Using the material that follows, identify and copy each line with the string "Surplus".

Input rows

....

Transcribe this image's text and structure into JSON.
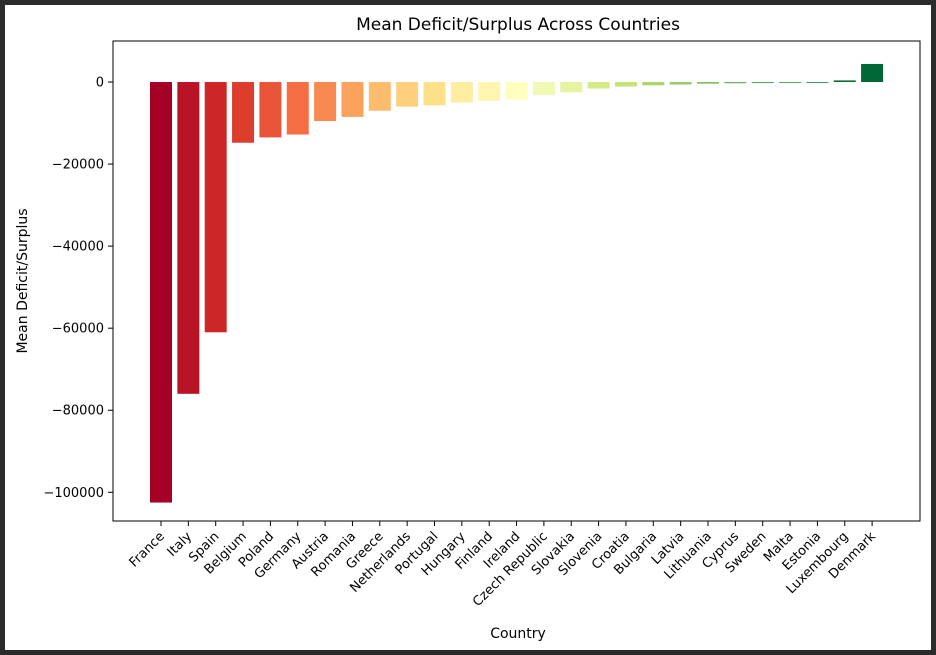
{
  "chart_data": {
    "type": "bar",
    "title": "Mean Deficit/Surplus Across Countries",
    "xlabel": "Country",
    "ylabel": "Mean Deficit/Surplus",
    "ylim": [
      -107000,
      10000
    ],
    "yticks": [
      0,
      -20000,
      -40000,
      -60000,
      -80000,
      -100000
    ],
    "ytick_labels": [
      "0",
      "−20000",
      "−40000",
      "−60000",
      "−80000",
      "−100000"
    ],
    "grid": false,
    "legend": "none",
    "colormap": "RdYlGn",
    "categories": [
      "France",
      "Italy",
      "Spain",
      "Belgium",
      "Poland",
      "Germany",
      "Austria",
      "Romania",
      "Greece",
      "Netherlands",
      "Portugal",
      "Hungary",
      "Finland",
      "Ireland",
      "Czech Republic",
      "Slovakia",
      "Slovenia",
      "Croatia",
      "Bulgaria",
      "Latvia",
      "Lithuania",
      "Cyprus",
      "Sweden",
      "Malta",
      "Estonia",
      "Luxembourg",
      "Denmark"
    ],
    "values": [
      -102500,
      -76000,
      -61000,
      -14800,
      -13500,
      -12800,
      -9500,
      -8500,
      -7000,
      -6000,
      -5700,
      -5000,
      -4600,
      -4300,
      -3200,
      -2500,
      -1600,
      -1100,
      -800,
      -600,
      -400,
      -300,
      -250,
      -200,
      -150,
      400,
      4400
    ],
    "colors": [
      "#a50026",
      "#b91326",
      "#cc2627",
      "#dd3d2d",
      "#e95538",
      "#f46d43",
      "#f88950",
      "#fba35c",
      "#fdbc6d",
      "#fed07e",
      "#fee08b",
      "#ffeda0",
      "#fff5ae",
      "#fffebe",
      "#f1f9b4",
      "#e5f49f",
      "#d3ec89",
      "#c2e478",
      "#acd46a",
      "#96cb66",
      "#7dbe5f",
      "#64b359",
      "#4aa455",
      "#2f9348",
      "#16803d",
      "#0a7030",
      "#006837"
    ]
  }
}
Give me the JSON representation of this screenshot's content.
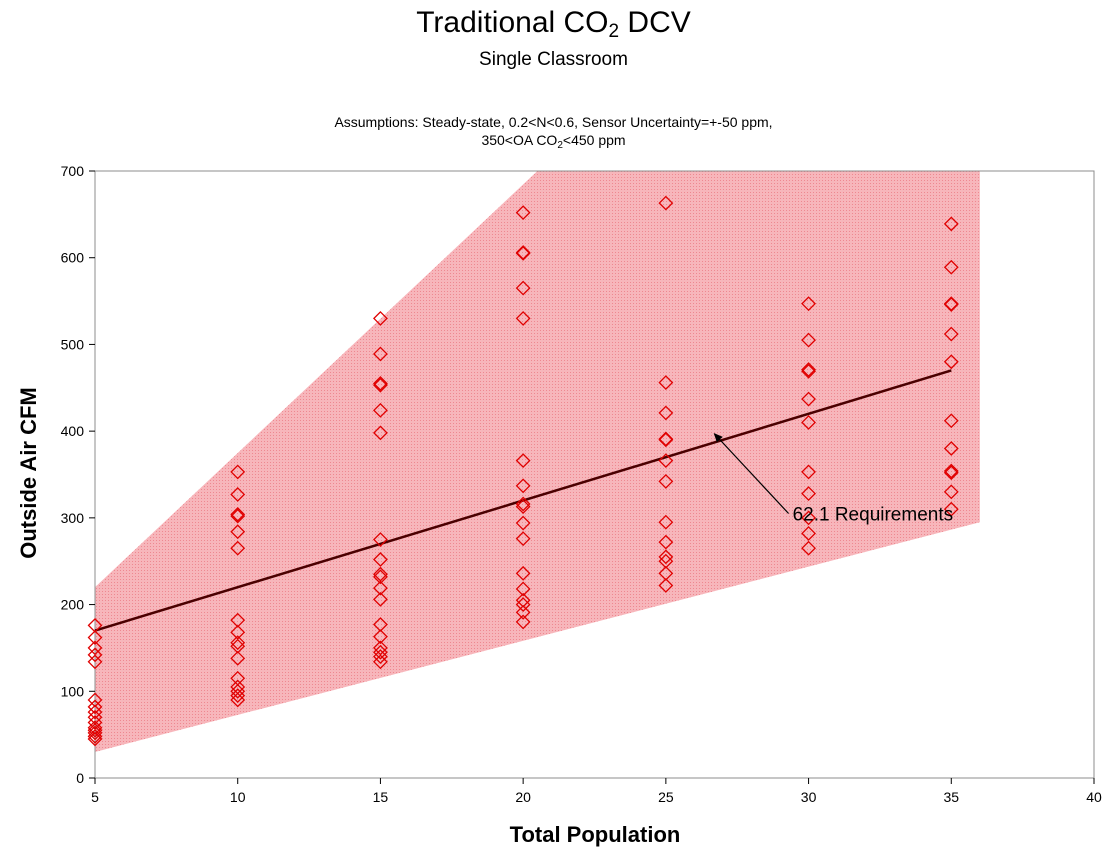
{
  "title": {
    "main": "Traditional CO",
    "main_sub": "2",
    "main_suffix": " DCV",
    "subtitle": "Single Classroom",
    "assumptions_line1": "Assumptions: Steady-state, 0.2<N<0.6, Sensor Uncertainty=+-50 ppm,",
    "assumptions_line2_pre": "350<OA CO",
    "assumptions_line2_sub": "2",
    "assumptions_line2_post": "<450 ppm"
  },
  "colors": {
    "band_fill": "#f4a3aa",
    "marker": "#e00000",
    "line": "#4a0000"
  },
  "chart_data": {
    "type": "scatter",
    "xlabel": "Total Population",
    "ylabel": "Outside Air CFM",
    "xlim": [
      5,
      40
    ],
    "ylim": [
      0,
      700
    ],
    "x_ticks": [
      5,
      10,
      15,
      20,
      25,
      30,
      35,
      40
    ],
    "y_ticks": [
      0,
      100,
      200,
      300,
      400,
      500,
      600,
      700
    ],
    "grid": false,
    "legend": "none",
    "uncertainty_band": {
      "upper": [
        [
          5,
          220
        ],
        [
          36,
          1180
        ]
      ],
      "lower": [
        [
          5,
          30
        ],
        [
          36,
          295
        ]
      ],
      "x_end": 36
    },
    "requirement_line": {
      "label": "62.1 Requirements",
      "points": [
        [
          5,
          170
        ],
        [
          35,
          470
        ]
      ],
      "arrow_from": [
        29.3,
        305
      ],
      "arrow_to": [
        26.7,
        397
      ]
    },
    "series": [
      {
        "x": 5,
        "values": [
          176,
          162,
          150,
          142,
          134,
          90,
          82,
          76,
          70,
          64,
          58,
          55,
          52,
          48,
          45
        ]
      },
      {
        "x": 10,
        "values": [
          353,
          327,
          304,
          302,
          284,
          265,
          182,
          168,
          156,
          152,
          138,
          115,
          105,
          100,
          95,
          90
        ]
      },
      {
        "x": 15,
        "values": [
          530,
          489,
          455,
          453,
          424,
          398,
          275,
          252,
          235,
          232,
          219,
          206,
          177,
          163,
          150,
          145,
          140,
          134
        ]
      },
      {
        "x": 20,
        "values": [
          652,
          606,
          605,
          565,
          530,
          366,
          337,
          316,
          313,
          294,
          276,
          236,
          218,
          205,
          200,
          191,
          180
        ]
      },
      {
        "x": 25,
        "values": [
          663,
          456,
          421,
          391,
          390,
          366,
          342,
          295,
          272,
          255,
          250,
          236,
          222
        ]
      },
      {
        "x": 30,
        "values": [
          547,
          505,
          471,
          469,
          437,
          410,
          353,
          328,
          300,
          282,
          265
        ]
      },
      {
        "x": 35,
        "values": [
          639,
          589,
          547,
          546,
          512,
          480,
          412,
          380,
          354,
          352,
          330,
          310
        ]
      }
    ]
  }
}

....

Reply to the exercise
    "title": "Mean Deficit/Surplus Across Countries",
    "ylabel": "Mean Deficit/Surplus",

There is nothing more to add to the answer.